## Start

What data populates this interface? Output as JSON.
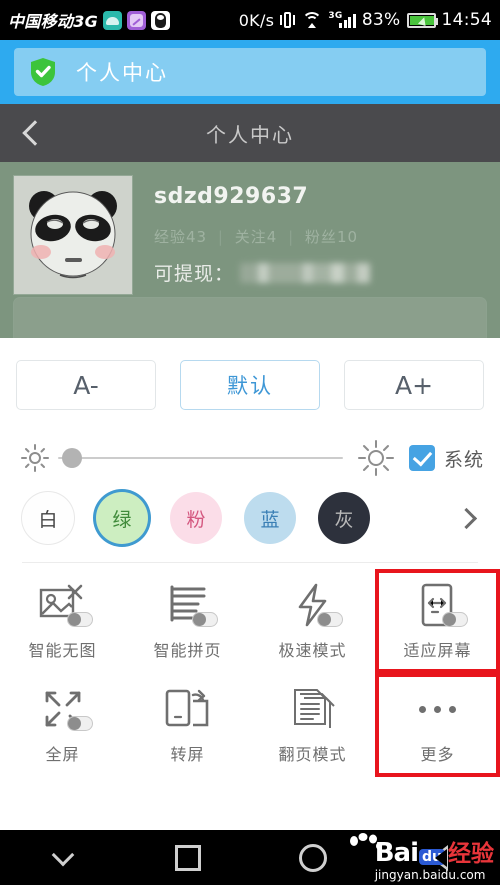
{
  "status_bar": {
    "carrier": "中国移动3G",
    "app_icons": [
      "teal-app-icon",
      "purple-photo-icon",
      "qq-penguin-icon"
    ],
    "net_speed": "0K/s",
    "vibrate_icon": "vibrate-icon",
    "wifi_icon": "wifi-icon",
    "signal_label": "3G",
    "battery_percent": "83%",
    "clock": "14:54"
  },
  "blue_banner": {
    "shield_icon": "shield-check-icon",
    "title": "个人中心"
  },
  "dark_nav": {
    "back_icon": "chevron-left-icon",
    "title": "个人中心"
  },
  "profile": {
    "avatar_icon": "panda-avatar",
    "username": "sdzd929637",
    "stats": [
      {
        "label": "经验",
        "value": "43"
      },
      {
        "label": "关注",
        "value": "4"
      },
      {
        "label": "粉丝",
        "value": "10"
      }
    ],
    "separator": "|",
    "cash_label": "可提现：",
    "cash_value_masked": true
  },
  "settings": {
    "font_buttons": [
      {
        "label": "A-",
        "selected": false
      },
      {
        "label": "默认",
        "selected": true
      },
      {
        "label": "A+",
        "selected": false
      }
    ],
    "brightness": {
      "low_icon": "sun-small-icon",
      "high_icon": "sun-large-icon",
      "value_percent": 4,
      "system_checked": true,
      "system_label": "系统",
      "accent": "#46a3e3"
    },
    "themes": [
      {
        "label": "白",
        "fill": "#fefefe",
        "text": "#444444",
        "border": "#e8e8e8",
        "selected": false
      },
      {
        "label": "绿",
        "fill": "#cdeec1",
        "text": "#3f8a3a",
        "border": "",
        "selected": true
      },
      {
        "label": "粉",
        "fill": "#fbdde8",
        "text": "#d4577f",
        "border": "",
        "selected": false
      },
      {
        "label": "蓝",
        "fill": "#bddcee",
        "text": "#3a7fb5",
        "border": "",
        "selected": false
      },
      {
        "label": "灰",
        "fill": "#2d313c",
        "text": "#b9b9b9",
        "border": "",
        "selected": false
      }
    ],
    "theme_more_icon": "chevron-right-icon",
    "grid": [
      {
        "label": "智能无图",
        "icon": "image-off-icon",
        "toggle": true,
        "toggle_on": false,
        "highlighted": false
      },
      {
        "label": "智能拼页",
        "icon": "merge-pages-icon",
        "toggle": true,
        "toggle_on": false,
        "highlighted": false
      },
      {
        "label": "极速模式",
        "icon": "lightning-icon",
        "toggle": true,
        "toggle_on": false,
        "highlighted": false
      },
      {
        "label": "适应屏幕",
        "icon": "fit-screen-icon",
        "toggle": true,
        "toggle_on": false,
        "highlighted": true
      },
      {
        "label": "全屏",
        "icon": "fullscreen-icon",
        "toggle": true,
        "toggle_on": false,
        "highlighted": false
      },
      {
        "label": "转屏",
        "icon": "rotate-screen-icon",
        "toggle": false,
        "toggle_on": false,
        "highlighted": false
      },
      {
        "label": "翻页模式",
        "icon": "page-flip-icon",
        "toggle": false,
        "toggle_on": false,
        "highlighted": false
      },
      {
        "label": "更多",
        "icon": "more-dots-icon",
        "toggle": false,
        "toggle_on": false,
        "highlighted": true
      }
    ],
    "highlight_color": "#e8151d"
  },
  "bottom_nav": {
    "buttons": [
      {
        "icon": "chevron-down-icon"
      },
      {
        "icon": "square-recents-icon"
      },
      {
        "icon": "circle-home-icon"
      },
      {
        "icon": "triangle-back-icon"
      }
    ],
    "watermark": {
      "bai": "Bai",
      "du": "du",
      "jingyan": "经验",
      "domain": "jingyan.baidu.com"
    }
  }
}
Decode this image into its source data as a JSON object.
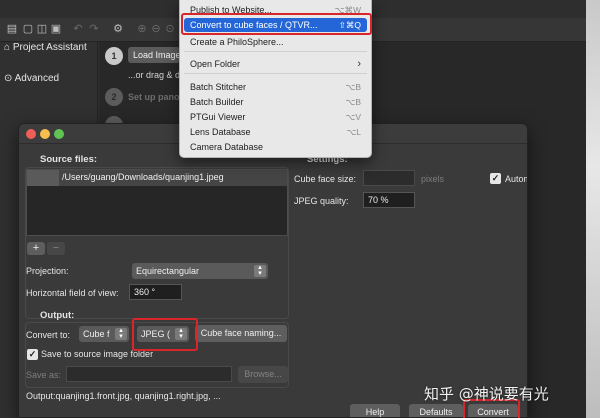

## End

Locate the lines above that contain "image" and copy them.

» **CORRECT OUTPUT**:
        "icon": "image-off-icon",
Decode this image into its source data as a JSON object.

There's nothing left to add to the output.